> **GOAL**:
Select all lines with the string "establishing" in them, and copy those lines.
□ □ □ □ □ □ □
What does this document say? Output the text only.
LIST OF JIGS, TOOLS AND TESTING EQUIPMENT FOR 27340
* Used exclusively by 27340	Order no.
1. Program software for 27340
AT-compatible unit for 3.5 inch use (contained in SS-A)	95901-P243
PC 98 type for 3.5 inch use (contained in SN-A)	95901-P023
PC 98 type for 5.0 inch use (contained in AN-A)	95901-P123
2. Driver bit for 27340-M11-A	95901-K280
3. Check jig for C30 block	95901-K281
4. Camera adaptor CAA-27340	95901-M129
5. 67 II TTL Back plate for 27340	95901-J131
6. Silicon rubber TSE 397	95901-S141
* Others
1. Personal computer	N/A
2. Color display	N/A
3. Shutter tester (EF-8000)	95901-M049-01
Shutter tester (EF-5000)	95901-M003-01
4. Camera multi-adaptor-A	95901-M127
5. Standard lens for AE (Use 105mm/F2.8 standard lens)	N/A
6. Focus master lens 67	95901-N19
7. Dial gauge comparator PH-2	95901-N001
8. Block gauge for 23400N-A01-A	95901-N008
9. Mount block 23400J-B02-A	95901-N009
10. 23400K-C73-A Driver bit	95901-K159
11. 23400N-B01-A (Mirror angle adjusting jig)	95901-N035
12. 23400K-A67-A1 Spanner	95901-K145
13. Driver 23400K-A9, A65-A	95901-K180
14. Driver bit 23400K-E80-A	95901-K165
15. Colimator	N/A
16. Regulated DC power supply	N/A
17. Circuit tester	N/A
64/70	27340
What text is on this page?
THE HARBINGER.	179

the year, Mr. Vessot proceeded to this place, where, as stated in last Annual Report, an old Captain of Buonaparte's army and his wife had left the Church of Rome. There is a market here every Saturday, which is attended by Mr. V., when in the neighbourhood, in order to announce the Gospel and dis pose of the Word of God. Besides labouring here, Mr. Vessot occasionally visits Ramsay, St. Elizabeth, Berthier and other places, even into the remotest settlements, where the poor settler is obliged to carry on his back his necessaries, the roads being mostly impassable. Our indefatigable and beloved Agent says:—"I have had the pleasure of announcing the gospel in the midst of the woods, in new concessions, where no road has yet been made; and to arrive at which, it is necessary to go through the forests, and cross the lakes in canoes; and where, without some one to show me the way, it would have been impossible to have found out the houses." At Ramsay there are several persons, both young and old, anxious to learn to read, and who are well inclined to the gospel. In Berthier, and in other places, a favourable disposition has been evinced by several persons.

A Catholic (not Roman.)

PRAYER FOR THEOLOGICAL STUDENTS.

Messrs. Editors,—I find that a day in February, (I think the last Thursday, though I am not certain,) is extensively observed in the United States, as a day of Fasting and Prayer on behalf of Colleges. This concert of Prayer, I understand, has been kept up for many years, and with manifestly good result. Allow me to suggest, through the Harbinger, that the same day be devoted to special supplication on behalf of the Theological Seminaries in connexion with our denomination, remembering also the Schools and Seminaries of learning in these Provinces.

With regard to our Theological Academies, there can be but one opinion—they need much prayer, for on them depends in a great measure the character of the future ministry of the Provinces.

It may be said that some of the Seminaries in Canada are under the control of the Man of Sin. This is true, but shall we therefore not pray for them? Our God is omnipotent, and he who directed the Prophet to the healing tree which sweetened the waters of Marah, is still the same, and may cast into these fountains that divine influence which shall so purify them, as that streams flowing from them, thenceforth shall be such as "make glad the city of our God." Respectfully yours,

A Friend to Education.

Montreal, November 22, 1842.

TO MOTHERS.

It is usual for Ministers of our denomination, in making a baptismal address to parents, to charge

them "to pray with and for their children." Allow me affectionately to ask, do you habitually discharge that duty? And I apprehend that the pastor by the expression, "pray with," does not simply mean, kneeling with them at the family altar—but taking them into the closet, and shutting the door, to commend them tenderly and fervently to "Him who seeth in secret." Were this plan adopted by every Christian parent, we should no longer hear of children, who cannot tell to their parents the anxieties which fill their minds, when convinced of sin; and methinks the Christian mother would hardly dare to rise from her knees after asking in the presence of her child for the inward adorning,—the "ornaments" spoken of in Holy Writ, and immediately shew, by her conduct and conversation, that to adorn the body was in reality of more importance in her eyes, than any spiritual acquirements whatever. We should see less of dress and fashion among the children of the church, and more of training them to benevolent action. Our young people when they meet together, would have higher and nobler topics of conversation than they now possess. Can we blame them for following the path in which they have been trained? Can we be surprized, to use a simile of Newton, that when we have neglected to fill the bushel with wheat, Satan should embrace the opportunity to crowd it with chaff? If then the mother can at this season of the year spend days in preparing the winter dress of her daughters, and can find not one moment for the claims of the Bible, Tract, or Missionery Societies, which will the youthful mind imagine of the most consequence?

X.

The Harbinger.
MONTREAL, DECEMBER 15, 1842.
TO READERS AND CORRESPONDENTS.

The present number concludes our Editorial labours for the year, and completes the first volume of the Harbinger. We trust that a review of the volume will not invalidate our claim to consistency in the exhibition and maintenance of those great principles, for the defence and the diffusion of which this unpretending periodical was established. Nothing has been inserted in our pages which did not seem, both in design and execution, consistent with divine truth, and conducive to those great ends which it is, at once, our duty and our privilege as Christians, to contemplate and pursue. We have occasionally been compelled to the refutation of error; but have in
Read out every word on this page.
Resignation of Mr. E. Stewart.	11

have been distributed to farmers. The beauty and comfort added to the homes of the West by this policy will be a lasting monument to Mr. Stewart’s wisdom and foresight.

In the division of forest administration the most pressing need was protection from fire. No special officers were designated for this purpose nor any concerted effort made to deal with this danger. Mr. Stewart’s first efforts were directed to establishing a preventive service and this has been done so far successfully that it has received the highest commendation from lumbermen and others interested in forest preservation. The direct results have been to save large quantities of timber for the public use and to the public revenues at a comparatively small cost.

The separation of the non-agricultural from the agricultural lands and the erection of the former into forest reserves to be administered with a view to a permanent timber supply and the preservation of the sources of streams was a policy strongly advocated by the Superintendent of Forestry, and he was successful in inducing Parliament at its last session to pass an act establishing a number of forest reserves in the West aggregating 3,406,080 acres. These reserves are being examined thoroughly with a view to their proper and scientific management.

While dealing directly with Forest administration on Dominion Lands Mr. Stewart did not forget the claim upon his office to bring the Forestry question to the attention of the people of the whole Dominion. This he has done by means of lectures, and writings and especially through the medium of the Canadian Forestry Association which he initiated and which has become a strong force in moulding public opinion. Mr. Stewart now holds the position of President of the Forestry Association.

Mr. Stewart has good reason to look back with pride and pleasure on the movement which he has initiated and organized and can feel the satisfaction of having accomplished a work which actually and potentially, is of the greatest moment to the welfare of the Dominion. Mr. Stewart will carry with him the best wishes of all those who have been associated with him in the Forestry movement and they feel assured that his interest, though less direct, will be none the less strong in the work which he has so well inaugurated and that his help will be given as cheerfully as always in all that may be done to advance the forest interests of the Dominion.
□ □ □ □ □ □ □
> **RESPONSE TO THE TASK**:
In the division of forest administration the most pressing need was protection from fire. No special officers were designated for this purpose nor any concerted effort made to deal with this danger. Mr. Stewart’s first efforts were directed to establishing a preventive service and this has been done so far successfully that it has received the highest commendation from lumbermen and others interested in forest preservation. The direct results have been to save large quantities of timber for the public use and to the public revenues at a comparatively small cost.
The separation of the non-agricultural from the agricultural lands and the erection of the former into forest reserves to be administered with a view to a permanent timber supply and the preservation of the sources of streams was a policy strongly advocated by the Superintendent of Forestry, and he was successful in inducing Parliament at its last session to pass an act establishing a number of forest reserves in the West aggregating 3,406,080 acres. These reserves are being examined thoroughly with a view to their proper and scientific management.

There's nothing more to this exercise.